-- REQUEST --
Reproduce each record below exactly as written.

─── TASK INPUT

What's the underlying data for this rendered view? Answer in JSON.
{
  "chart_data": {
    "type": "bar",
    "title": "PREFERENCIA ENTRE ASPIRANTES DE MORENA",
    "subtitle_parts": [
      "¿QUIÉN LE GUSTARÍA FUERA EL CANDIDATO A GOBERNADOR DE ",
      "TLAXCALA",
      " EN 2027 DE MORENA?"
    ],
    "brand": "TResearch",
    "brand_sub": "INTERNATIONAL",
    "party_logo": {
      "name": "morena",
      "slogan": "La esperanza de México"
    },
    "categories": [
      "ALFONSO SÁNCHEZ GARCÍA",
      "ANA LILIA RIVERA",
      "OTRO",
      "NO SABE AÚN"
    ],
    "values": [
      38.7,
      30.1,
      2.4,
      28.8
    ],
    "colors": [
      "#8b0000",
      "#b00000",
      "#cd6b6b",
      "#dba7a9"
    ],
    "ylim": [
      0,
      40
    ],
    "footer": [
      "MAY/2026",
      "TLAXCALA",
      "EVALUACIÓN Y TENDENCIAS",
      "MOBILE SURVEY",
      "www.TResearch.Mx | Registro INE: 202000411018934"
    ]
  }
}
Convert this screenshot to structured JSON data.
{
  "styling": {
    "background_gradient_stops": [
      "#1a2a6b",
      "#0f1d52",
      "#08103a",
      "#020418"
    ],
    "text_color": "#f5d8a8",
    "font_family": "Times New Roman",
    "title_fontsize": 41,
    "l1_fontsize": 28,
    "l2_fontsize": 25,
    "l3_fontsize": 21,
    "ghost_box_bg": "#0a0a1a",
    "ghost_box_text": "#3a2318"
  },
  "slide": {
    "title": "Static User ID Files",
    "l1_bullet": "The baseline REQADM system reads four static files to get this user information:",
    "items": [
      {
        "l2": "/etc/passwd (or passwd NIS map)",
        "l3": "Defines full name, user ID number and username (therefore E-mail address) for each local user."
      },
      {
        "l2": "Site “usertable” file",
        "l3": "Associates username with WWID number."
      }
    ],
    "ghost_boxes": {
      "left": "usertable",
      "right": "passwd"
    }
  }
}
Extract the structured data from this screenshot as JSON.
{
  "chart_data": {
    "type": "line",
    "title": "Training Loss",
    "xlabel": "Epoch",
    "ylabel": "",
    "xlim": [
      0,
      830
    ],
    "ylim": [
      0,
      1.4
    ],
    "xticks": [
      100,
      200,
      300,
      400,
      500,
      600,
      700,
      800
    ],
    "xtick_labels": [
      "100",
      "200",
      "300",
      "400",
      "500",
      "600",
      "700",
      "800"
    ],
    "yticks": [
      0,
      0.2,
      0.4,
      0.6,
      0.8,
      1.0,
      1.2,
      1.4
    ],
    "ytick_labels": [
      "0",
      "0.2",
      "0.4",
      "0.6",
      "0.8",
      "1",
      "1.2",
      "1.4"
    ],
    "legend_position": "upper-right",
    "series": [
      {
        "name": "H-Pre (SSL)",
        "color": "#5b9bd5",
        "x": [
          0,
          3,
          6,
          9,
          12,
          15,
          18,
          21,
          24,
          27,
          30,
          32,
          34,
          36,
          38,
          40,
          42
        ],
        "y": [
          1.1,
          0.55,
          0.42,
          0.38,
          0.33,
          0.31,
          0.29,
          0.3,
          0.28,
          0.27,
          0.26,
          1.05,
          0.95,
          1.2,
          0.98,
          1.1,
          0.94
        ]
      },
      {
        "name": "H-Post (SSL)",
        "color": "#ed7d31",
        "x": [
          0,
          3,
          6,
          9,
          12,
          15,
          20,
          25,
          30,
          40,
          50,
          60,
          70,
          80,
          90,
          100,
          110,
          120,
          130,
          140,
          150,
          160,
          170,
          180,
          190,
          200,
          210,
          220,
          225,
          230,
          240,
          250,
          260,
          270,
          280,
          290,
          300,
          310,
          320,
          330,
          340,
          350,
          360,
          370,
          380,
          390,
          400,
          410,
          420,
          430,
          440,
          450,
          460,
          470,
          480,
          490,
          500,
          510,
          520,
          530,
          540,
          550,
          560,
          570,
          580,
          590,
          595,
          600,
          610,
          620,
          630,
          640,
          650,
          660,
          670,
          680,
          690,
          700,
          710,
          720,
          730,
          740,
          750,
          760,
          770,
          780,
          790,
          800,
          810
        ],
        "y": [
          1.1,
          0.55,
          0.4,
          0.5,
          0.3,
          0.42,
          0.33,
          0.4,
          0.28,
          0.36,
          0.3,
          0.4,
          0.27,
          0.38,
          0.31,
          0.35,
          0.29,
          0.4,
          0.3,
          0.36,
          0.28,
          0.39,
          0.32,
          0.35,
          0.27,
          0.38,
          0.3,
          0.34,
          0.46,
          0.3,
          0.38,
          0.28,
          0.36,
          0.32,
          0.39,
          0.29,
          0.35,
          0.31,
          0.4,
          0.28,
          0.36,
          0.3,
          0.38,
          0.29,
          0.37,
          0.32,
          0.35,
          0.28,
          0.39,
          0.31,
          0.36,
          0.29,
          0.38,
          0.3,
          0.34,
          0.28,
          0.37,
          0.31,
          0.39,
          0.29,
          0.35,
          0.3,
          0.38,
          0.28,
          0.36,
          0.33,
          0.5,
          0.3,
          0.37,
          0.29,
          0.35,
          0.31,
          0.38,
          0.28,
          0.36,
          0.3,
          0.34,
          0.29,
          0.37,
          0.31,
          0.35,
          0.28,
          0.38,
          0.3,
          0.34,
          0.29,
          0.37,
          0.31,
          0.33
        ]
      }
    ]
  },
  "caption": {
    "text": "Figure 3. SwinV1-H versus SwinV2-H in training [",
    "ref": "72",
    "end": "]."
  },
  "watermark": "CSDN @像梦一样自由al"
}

──────

-- COMPLETE ANSWER --
What's the underlying data for this rendered view? Answer in JSON.
{
  "chart_data": {
    "type": "bar",
    "title": "PREFERENCIA ENTRE ASPIRANTES DE MORENA",
    "subtitle_parts": [
      "¿QUIÉN LE GUSTARÍA FUERA EL CANDIDATO A GOBERNADOR DE ",
      "TLAXCALA",
      " EN 2027 DE MORENA?"
    ],
    "brand": "TResearch",
    "brand_sub": "INTERNATIONAL",
    "party_logo": {
      "name": "morena",
      "slogan": "La esperanza de México"
    },
    "categories": [
      "ALFONSO SÁNCHEZ GARCÍA",
      "ANA LILIA RIVERA",
      "OTRO",
      "NO SABE AÚN"
    ],
    "values": [
      38.7,
      30.1,
      2.4,
      28.8
    ],
    "colors": [
      "#8b0000",
      "#b00000",
      "#cd6b6b",
      "#dba7a9"
    ],
    "ylim": [
      0,
      40
    ],
    "footer": [
      "MAY/2026",
      "TLAXCALA",
      "EVALUACIÓN Y TENDENCIAS",
      "MOBILE SURVEY",
      "www.TResearch.Mx | Registro INE: 202000411018934"
    ]
  }
}
Convert this screenshot to structured JSON data.
{
  "styling": {
    "background_gradient_stops": [
      "#1a2a6b",
      "#0f1d52",
      "#08103a",
      "#020418"
    ],
    "text_color": "#f5d8a8",
    "font_family": "Times New Roman",
    "title_fontsize": 41,
    "l1_fontsize": 28,
    "l2_fontsize": 25,
    "l3_fontsize": 21,
    "ghost_box_bg": "#0a0a1a",
    "ghost_box_text": "#3a2318"
  },
  "slide": {
    "title": "Static User ID Files",
    "l1_bullet": "The baseline REQADM system reads four static files to get this user information:",
    "items": [
      {
        "l2": "/etc/passwd (or passwd NIS map)",
        "l3": "Defines full name, user ID number and username (therefore E-mail address) for each local user."
      },
      {
        "l2": "Site “usertable” file",
        "l3": "Associates username with WWID number."
      }
    ],
    "ghost_boxes": {
      "left": "usertable",
      "right": "passwd"
    }
  }
}
Extract the structured data from this screenshot as JSON.
{
  "chart_data": {
    "type": "line",
    "title": "Training Loss",
    "xlabel": "Epoch",
    "ylabel": "",
    "xlim": [
      0,
      830
    ],
    "ylim": [
      0,
      1.4
    ],
    "xticks": [
      100,
      200,
      300,
      400,
      500,
      600,
      700,
      800
    ],
    "xtick_labels": [
      "100",
      "200",
      "300",
      "400",
      "500",
      "600",
      "700",
      "800"
    ],
    "yticks": [
      0,
      0.2,
      0.4,
      0.6,
      0.8,
      1.0,
      1.2,
      1.4
    ],
    "ytick_labels": [
      "0",
      "0.2",
      "0.4",
      "0.6",
      "0.8",
      "1",
      "1.2",
      "1.4"
    ],
    "legend_position": "upper-right",
    "series": [
      {
        "name": "H-Pre (SSL)",
        "color": "#5b9bd5",
        "x": [
          0,
          3,
          6,
          9,
          12,
          15,
          18,
          21,
          24,
          27,
          30,
          32,
          34,
          36,
          38,
          40,
          42
        ],
        "y": [
          1.1,
          0.55,
          0.42,
          0.38,
          0.33,
          0.31,
          0.29,
          0.3,
          0.28,
          0.27,
          0.26,
          1.05,
          0.95,
          1.2,
          0.98,
          1.1,
          0.94
        ]
      },
      {
        "name": "H-Post (SSL)",
        "color": "#ed7d31",
        "x": [
          0,
          3,
          6,
          9,
          12,
          15,
          20,
          25,
          30,
          40,
          50,
          60,
          70,
          80,
          90,
          100,
          110,
          120,
          130,
          140,
          150,
          160,
          170,
          180,
          190,
          200,
          210,
          220,
          225,
          230,
          240,
          250,
          260,
          270,
          280,
          290,
          300,
          310,
          320,
          330,
          340,
          350,
          360,
          370,
          380,
          390,
          400,
          410,
          420,
          430,
          440,
          450,
          460,
          470,
          480,
          490,
          500,
          510,
          520,
          530,
          540,
          550,
          560,
          570,
          580,
          590,
          595,
          600,
          610,
          620,
          630,
          640,
          650,
          660,
          670,
          680,
          690,
          700,
          710,
          720,
          730,
          740,
          750,
          760,
          770,
          780,
          790,
          800,
          810
        ],
        "y": [
          1.1,
          0.55,
          0.4,
          0.5,
          0.3,
          0.42,
          0.33,
          0.4,
          0.28,
          0.36,
          0.3,
          0.4,
          0.27,
          0.38,
          0.31,
          0.35,
          0.29,
          0.4,
          0.3,
          0.36,
          0.28,
          0.39,
          0.32,
          0.35,
          0.27,
          0.38,
          0.3,
          0.34,
          0.46,
          0.3,
          0.38,
          0.28,
          0.36,
          0.32,
          0.39,
          0.29,
          0.35,
          0.31,
          0.4,
          0.28,
          0.36,
          0.3,
          0.38,
          0.29,
          0.37,
          0.32,
          0.35,
          0.28,
          0.39,
          0.31,
          0.36,
          0.29,
          0.38,
          0.3,
          0.34,
          0.28,
          0.37,
          0.31,
          0.39,
          0.29,
          0.35,
          0.3,
          0.38,
          0.28,
          0.36,
          0.33,
          0.5,
          0.3,
          0.37,
          0.29,
          0.35,
          0.31,
          0.38,
          0.28,
          0.36,
          0.3,
          0.34,
          0.29,
          0.37,
          0.31,
          0.35,
          0.28,
          0.38,
          0.3,
          0.34,
          0.29,
          0.37,
          0.31,
          0.33
        ]
      }
    ]
  },
  "caption": {
    "text": "Figure 3. SwinV1-H versus SwinV2-H in training [",
    "ref": "72",
    "end": "]."
  },
  "watermark": "CSDN @像梦一样自由al"
}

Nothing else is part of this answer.